» EXERCISE DETAILS
Filter the listing and keep only the lines with the word "Затем".

****************

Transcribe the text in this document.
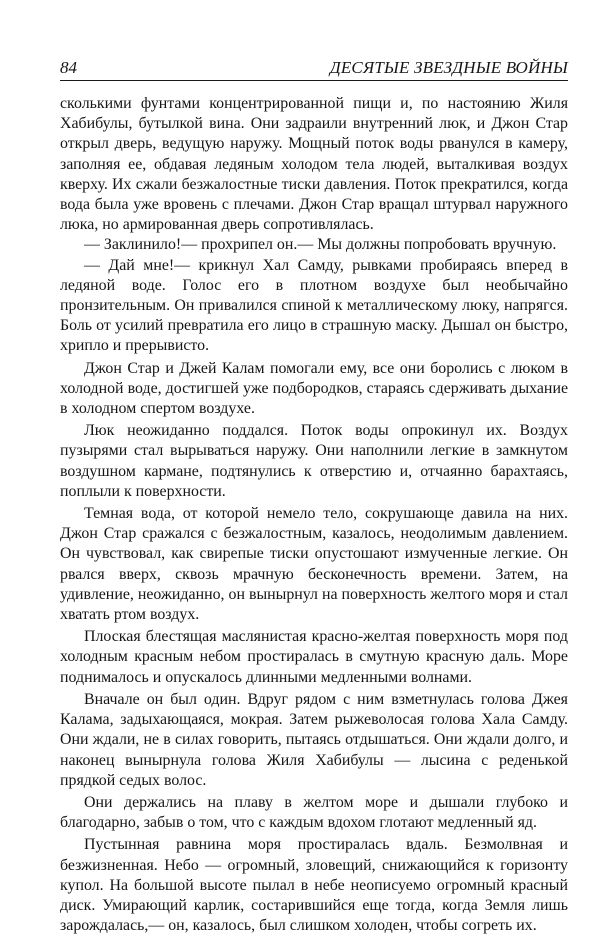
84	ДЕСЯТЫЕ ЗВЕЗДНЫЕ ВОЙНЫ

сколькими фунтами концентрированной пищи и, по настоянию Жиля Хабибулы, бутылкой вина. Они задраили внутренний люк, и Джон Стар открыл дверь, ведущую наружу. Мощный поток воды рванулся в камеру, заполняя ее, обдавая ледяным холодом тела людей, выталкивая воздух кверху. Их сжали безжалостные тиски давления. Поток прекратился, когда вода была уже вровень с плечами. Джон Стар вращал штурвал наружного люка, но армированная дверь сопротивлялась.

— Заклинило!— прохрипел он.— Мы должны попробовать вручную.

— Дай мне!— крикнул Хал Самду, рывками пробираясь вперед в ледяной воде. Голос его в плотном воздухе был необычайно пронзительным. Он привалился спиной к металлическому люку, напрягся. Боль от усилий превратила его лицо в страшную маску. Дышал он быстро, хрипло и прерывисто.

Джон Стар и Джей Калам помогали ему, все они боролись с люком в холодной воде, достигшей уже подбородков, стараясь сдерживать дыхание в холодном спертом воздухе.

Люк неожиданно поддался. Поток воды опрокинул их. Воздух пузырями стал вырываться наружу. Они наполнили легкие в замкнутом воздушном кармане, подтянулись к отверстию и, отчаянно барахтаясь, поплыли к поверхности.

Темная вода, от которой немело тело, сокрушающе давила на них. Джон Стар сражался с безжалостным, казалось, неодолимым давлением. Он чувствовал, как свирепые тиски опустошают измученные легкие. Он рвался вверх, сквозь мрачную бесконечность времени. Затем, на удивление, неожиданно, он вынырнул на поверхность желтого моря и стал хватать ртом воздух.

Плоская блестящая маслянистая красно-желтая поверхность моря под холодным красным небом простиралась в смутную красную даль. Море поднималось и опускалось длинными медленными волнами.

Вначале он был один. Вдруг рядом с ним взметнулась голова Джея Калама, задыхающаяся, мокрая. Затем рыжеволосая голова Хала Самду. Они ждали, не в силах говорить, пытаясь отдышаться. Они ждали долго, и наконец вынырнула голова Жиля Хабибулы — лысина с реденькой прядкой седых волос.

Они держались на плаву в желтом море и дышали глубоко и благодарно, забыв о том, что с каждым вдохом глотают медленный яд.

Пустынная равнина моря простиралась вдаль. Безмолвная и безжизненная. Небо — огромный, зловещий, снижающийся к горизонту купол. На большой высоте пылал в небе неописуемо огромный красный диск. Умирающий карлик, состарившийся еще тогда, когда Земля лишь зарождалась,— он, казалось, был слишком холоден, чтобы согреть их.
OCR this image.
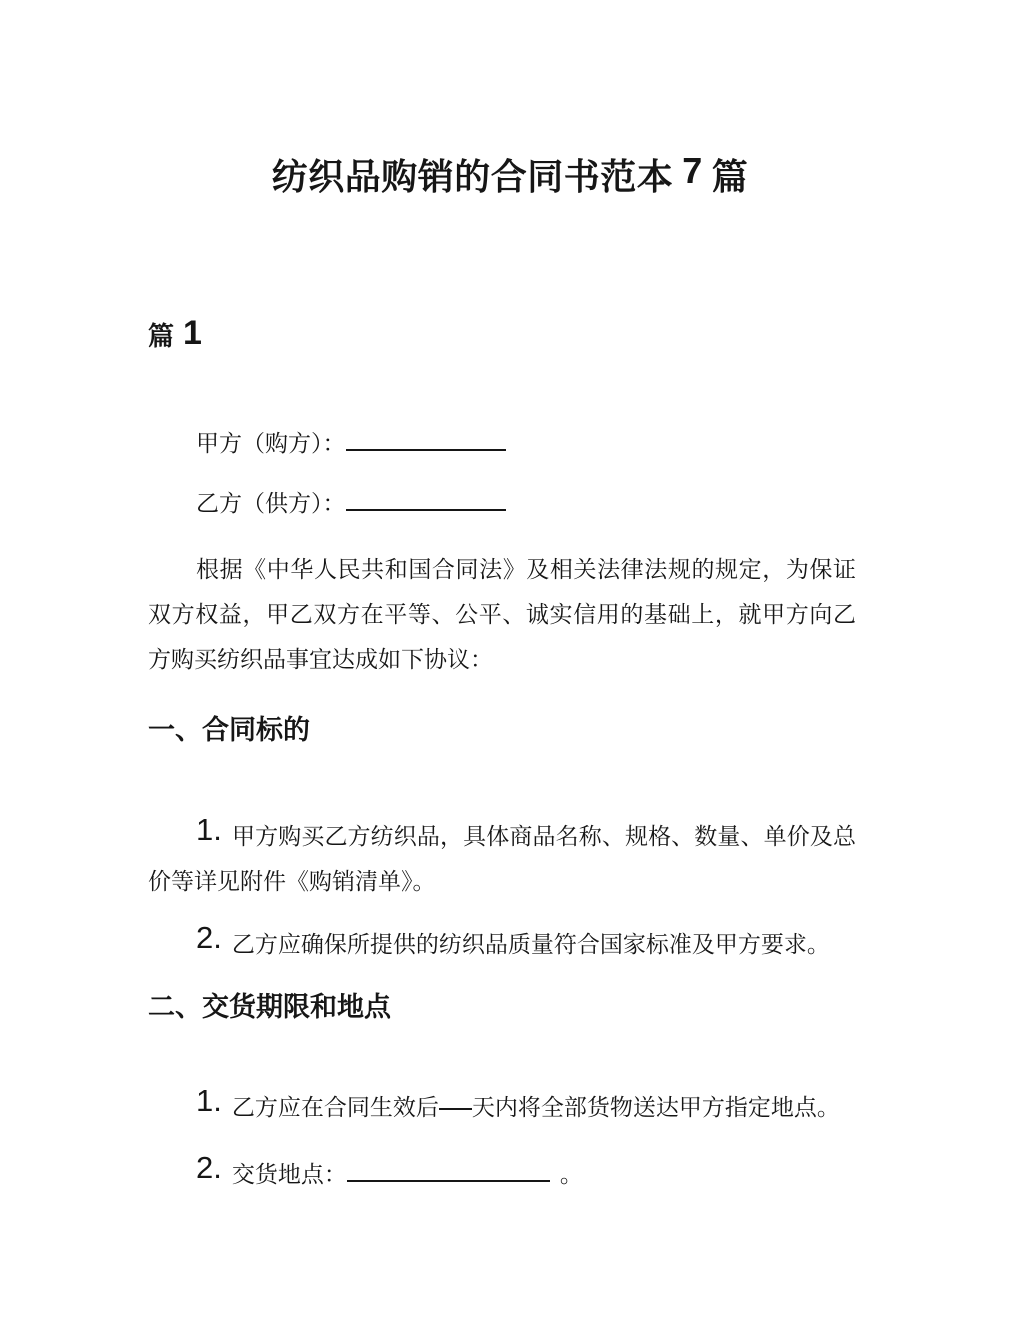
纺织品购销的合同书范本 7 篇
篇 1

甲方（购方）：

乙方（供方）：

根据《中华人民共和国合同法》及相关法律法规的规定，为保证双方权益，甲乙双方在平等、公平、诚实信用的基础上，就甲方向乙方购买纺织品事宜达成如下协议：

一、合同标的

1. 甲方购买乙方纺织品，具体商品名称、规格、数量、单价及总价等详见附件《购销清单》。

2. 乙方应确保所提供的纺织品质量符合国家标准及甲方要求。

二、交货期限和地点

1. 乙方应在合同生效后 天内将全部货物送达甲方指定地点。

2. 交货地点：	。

****************

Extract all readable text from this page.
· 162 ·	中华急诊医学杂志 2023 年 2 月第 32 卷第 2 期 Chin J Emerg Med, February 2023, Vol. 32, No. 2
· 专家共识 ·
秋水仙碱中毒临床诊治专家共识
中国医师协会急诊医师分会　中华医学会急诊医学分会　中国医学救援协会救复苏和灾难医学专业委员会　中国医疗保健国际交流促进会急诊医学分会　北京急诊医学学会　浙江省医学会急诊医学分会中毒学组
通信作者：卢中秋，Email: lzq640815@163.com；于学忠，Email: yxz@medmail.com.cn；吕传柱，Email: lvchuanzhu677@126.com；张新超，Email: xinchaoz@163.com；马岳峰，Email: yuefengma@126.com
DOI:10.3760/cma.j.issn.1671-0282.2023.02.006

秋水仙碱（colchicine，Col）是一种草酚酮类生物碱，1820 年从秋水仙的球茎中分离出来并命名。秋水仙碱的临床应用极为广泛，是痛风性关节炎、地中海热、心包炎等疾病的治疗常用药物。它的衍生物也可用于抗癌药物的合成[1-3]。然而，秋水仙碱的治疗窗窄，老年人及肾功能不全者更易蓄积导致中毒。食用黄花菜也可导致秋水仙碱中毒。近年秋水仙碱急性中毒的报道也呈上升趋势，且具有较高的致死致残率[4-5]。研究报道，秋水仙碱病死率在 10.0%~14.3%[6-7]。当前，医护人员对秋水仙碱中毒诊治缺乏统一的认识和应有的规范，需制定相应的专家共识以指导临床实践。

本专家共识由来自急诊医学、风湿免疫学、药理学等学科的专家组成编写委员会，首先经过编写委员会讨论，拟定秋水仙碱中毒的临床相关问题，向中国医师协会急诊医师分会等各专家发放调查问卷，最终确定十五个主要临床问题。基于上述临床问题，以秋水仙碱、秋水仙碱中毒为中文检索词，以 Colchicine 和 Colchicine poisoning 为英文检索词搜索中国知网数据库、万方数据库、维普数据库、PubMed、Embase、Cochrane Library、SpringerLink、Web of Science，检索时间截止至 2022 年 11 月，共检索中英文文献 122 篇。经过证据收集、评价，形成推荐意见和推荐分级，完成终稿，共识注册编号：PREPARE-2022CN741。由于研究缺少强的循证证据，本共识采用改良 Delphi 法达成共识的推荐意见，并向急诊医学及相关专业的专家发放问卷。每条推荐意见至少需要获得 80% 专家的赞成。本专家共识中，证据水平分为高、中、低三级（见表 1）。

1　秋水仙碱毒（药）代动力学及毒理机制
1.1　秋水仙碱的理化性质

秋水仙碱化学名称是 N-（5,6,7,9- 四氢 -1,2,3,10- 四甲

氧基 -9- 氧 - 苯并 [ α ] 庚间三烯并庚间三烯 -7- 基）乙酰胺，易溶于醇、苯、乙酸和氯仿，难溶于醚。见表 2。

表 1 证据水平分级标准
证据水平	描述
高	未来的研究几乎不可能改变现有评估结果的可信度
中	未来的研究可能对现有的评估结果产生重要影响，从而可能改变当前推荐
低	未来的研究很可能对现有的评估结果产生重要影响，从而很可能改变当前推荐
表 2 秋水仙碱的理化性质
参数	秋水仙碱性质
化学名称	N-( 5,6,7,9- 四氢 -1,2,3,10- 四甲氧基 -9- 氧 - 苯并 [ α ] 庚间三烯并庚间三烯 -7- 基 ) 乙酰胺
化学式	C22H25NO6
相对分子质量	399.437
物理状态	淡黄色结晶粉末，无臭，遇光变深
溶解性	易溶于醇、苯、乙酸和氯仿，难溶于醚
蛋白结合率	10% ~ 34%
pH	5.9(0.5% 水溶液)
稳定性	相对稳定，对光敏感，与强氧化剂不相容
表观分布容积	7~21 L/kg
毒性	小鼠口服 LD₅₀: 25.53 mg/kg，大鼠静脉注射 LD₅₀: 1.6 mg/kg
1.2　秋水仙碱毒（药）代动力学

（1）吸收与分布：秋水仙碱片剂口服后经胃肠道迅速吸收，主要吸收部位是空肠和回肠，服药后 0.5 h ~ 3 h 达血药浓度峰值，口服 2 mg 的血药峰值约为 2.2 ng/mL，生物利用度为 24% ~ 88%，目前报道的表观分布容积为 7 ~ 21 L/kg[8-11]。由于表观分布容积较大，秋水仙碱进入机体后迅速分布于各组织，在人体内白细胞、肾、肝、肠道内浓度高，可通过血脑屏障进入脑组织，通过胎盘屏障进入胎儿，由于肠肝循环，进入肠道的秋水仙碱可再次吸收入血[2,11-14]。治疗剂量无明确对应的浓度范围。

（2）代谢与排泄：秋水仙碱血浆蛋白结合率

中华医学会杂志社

****************

» ANSWER TO THE PROBLEM
Темная вода, от которой немело тело, сокрушающе давила на них. Джон Стар сражался с безжалостным, казалось, неодолимым давлением. Он чувствовал, как свирепые тиски опустошают измученные легкие. Он рвался вверх, сквозь мрачную бесконечность времени. Затем, на удивление, неожиданно, он вынырнул на поверхность желтого моря и стал хватать ртом воздух.
Вначале он был один. Вдруг рядом с ним взметнулась голова Джея Калама, задыхающаяся, мокрая. Затем рыжеволосая голова Хала Самду. Они ждали, не в силах говорить, пытаясь отдышаться. Они ждали долго, и наконец вынырнула голова Жиля Хабибулы — лысина с реденькой прядкой седых волос.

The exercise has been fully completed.